-- begin --

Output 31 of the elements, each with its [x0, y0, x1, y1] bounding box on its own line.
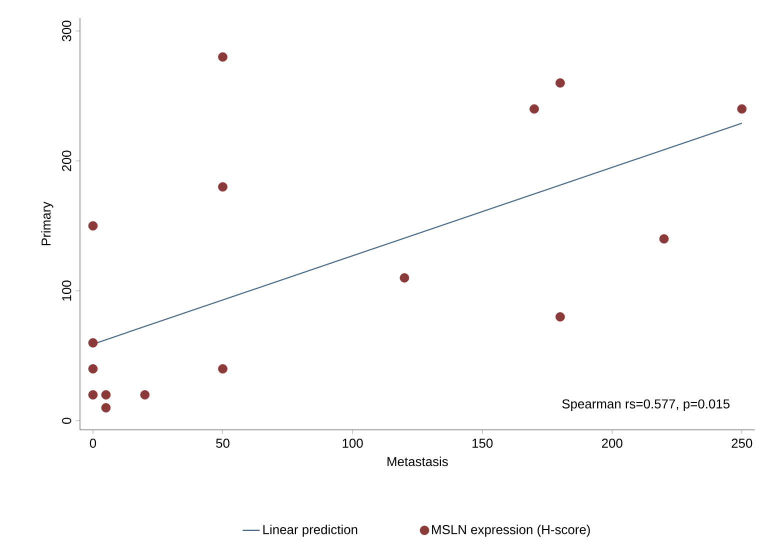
point [140, 390, 150, 400]
point [101, 403, 111, 413]
point [555, 312, 565, 322]
point [659, 234, 669, 244]
x-tick-label: 50 [216, 438, 230, 448]
y-axis-title: Primary [41, 202, 54, 246]
point [218, 182, 228, 192]
point [88, 390, 98, 400]
point [555, 78, 565, 88]
point [737, 104, 747, 114]
y-tick-label: 100 [62, 280, 72, 301]
legend-label: Linear prediction [263, 524, 358, 537]
point [101, 390, 111, 400]
x-tick-label: 0 [90, 438, 96, 448]
point [218, 52, 228, 62]
x-tick-label: 100 [342, 438, 363, 448]
point [88, 364, 98, 374]
y-tick-label: 200 [62, 150, 72, 172]
x-tick-label: 150 [472, 438, 493, 448]
point [88, 338, 98, 348]
y-tick-label: 0 [62, 418, 72, 424]
point [400, 273, 410, 283]
annotation: Spearman rs=0.577, p=0.015 [562, 399, 730, 412]
point [88, 221, 98, 231]
point [218, 364, 228, 374]
x-tick-label: 200 [602, 438, 622, 448]
point [530, 104, 539, 114]
y-tick-label: 300 [62, 20, 72, 42]
x-tick-label: 250 [732, 438, 752, 448]
x-axis-title: Metastasis [388, 456, 448, 466]
legend-label: MSLN expression (H-score) [432, 524, 590, 537]
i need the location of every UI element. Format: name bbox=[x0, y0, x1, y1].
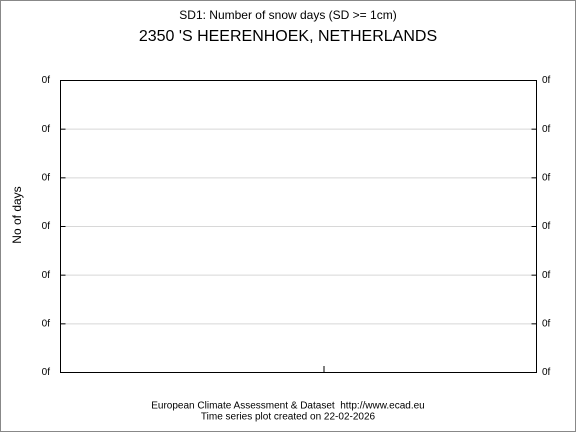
y-tick-label: 0f bbox=[42, 367, 51, 378]
plot-frame bbox=[60, 80, 537, 373]
y2-tick-label: 0f bbox=[542, 124, 551, 135]
y2-tick-label: 0f bbox=[542, 367, 551, 378]
footer-line: Time series plot created on 22-02-2026 bbox=[201, 412, 376, 423]
y2-tick-label: 0f bbox=[542, 75, 551, 86]
y-tick-label: 0f bbox=[42, 124, 51, 135]
y2-tick-label: 0f bbox=[542, 318, 551, 329]
y2-tick-label: 0f bbox=[542, 221, 551, 232]
y2-tick-label: 0f bbox=[542, 172, 551, 183]
footer-line: European Climate Assessment & Dataset ht… bbox=[151, 401, 424, 412]
y-tick-label: 0f bbox=[42, 318, 51, 329]
chart-subtitle: 2350 'S HEERENHOEK, NETHERLANDS bbox=[139, 28, 437, 45]
y-tick-label: 0f bbox=[42, 75, 51, 86]
y-tick-label: 0f bbox=[42, 172, 51, 183]
y-axis-label: No of days bbox=[10, 186, 24, 243]
chart-title: SD1: Number of snow days (SD >= 1cm) bbox=[179, 8, 396, 22]
y-tick-label: 0f bbox=[42, 221, 51, 232]
y2-tick-label: 0f bbox=[542, 270, 551, 281]
y-tick-label: 0f bbox=[42, 270, 51, 281]
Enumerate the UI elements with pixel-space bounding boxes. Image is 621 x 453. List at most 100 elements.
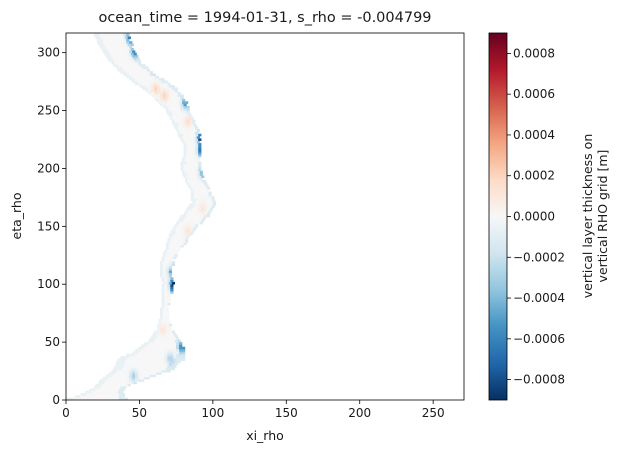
heatmap-cell bbox=[164, 332, 168, 336]
heatmap-cell bbox=[137, 73, 142, 77]
heatmap-cell bbox=[123, 61, 127, 65]
heatmap-cell bbox=[195, 207, 199, 211]
heatmap-cell bbox=[168, 247, 173, 250]
heatmap-cell bbox=[114, 374, 118, 378]
heatmap-cell bbox=[170, 249, 174, 253]
heatmap-cell bbox=[183, 235, 187, 239]
heatmap-cell bbox=[189, 224, 193, 227]
heatmap-cell bbox=[183, 154, 187, 158]
heatmap-cell bbox=[154, 94, 158, 97]
heatmap-cell bbox=[167, 302, 171, 306]
heatmap-cell bbox=[98, 393, 102, 396]
heatmap-cell bbox=[140, 80, 145, 84]
heatmap-cell bbox=[155, 98, 159, 102]
heatmap-cell bbox=[177, 224, 181, 227]
heatmap-cell bbox=[198, 168, 202, 172]
heatmap-cell bbox=[202, 180, 206, 183]
heatmap-cell bbox=[148, 339, 152, 343]
heatmap-cell bbox=[183, 105, 187, 109]
heatmap-cell bbox=[167, 286, 171, 290]
heatmap-cell bbox=[146, 73, 151, 77]
heatmap-cell bbox=[198, 214, 202, 218]
heatmap-cell bbox=[177, 247, 181, 250]
heatmap-cell bbox=[177, 242, 181, 246]
heatmap-cell bbox=[192, 219, 196, 223]
heatmap-cell bbox=[89, 397, 93, 400]
heatmap-cell bbox=[155, 365, 159, 368]
heatmap-cell bbox=[120, 379, 124, 382]
heatmap-cell bbox=[161, 98, 165, 102]
heatmap-cell bbox=[133, 66, 137, 70]
heatmap-cell bbox=[98, 383, 102, 387]
heatmap-cell bbox=[201, 214, 205, 218]
heatmap-cell bbox=[198, 203, 202, 206]
y-tick-label: 50 bbox=[45, 335, 60, 349]
heatmap-cell bbox=[108, 55, 112, 58]
heatmap-cell bbox=[132, 71, 136, 74]
heatmap-cell bbox=[165, 105, 170, 109]
heatmap-cell bbox=[180, 108, 184, 111]
heatmap-cell bbox=[95, 383, 99, 387]
heatmap-cell bbox=[101, 383, 105, 387]
heatmap-cell bbox=[196, 184, 200, 188]
heatmap-cell bbox=[161, 258, 165, 262]
heatmap-cell bbox=[182, 221, 186, 225]
heatmap-cell bbox=[121, 388, 126, 392]
heatmap-cell bbox=[137, 358, 142, 361]
heatmap-cell bbox=[161, 332, 165, 336]
heatmap-cell bbox=[204, 203, 208, 206]
heatmap-cell bbox=[98, 43, 102, 47]
heatmap-cell bbox=[168, 281, 173, 285]
heatmap-cell bbox=[105, 50, 109, 53]
heatmap-cell bbox=[182, 129, 186, 132]
heatmap-cell bbox=[173, 342, 177, 345]
heatmap-cell bbox=[140, 346, 145, 350]
heatmap-cell bbox=[88, 390, 92, 394]
heatmap-cell bbox=[183, 168, 187, 172]
heatmap-cell bbox=[102, 45, 106, 49]
heatmap-cell bbox=[171, 251, 175, 255]
heatmap-cell bbox=[145, 85, 149, 88]
heatmap-cell bbox=[183, 161, 187, 165]
heatmap-cell bbox=[146, 342, 151, 345]
heatmap-cell bbox=[164, 279, 168, 283]
heatmap-cell bbox=[183, 149, 187, 153]
heatmap-cell bbox=[126, 41, 130, 44]
heatmap-cell bbox=[152, 369, 156, 373]
heatmap-cell bbox=[165, 94, 170, 97]
heatmap-cell bbox=[129, 365, 133, 368]
heatmap-cell bbox=[168, 367, 173, 371]
heatmap-cell bbox=[124, 360, 128, 364]
heatmap-cell bbox=[104, 36, 108, 40]
heatmap-cell bbox=[189, 186, 193, 190]
heatmap-cell bbox=[135, 73, 139, 77]
heatmap-cell bbox=[184, 112, 189, 116]
heatmap-cell bbox=[155, 332, 159, 336]
heatmap-cell bbox=[198, 166, 202, 169]
heatmap-cell bbox=[142, 64, 146, 67]
heatmap-cell bbox=[126, 59, 130, 63]
heatmap-cell bbox=[201, 186, 205, 190]
heatmap-cell bbox=[120, 71, 124, 74]
heatmap-cell bbox=[173, 358, 177, 361]
heatmap-cell bbox=[199, 180, 203, 183]
heatmap-cell bbox=[167, 300, 171, 304]
heatmap-cell bbox=[129, 374, 133, 378]
heatmap-cell bbox=[129, 75, 133, 79]
heatmap-cell bbox=[182, 351, 186, 354]
heatmap-cell bbox=[127, 362, 131, 366]
heatmap-cell bbox=[129, 379, 133, 382]
heatmap-cell bbox=[149, 344, 153, 348]
heatmap-cell bbox=[161, 279, 165, 283]
heatmap-cell bbox=[127, 64, 131, 67]
heatmap-cell bbox=[123, 356, 127, 359]
heatmap-cell bbox=[173, 256, 177, 260]
heatmap-cell bbox=[162, 254, 167, 257]
heatmap-cell bbox=[157, 96, 161, 100]
heatmap-cell bbox=[111, 61, 115, 65]
heatmap-cell bbox=[120, 376, 124, 380]
heatmap-cell bbox=[135, 349, 139, 352]
heatmap-cell bbox=[182, 156, 186, 160]
heatmap-cell bbox=[193, 205, 198, 209]
heatmap-cell bbox=[140, 351, 145, 354]
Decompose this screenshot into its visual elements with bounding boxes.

-- end --

### Task
Can you repeat the lines of the items word for word, beginning at the line that has "point [140, 390, 150, 400]" and stopping after the line that has "i need the location"?

### Problem solution
point [140, 390, 150, 400]
point [101, 403, 111, 413]
point [555, 312, 565, 322]
point [659, 234, 669, 244]
x-tick-label: 50 [216, 438, 230, 448]
y-axis-title: Primary [41, 202, 54, 246]
point [218, 182, 228, 192]
point [88, 390, 98, 400]
point [555, 78, 565, 88]
point [737, 104, 747, 114]
y-tick-label: 100 [62, 280, 72, 301]
legend-label: Linear prediction [263, 524, 358, 537]
point [101, 390, 111, 400]
x-tick-label: 0 [90, 438, 96, 448]
point [218, 52, 228, 62]
x-tick-label: 100 [342, 438, 363, 448]
point [88, 364, 98, 374]
y-tick-label: 200 [62, 150, 72, 172]
x-tick-label: 150 [472, 438, 493, 448]
point [88, 338, 98, 348]
y-tick-label: 0 [62, 418, 72, 424]
point [400, 273, 410, 283]
annotation: Spearman rs=0.577, p=0.015 [562, 399, 730, 412]
point [88, 221, 98, 231]
point [218, 364, 228, 374]
x-tick-label: 200 [602, 438, 622, 448]
point [530, 104, 539, 114]
y-tick-label: 300 [62, 20, 72, 42]
x-tick-label: 250 [732, 438, 752, 448]
x-axis-title: Metastasis [388, 456, 448, 466]
legend-label: MSLN expression (H-score) [432, 524, 590, 537]
i need the location of every UI element. Format: name bbox=[x0, y0, x1, y1].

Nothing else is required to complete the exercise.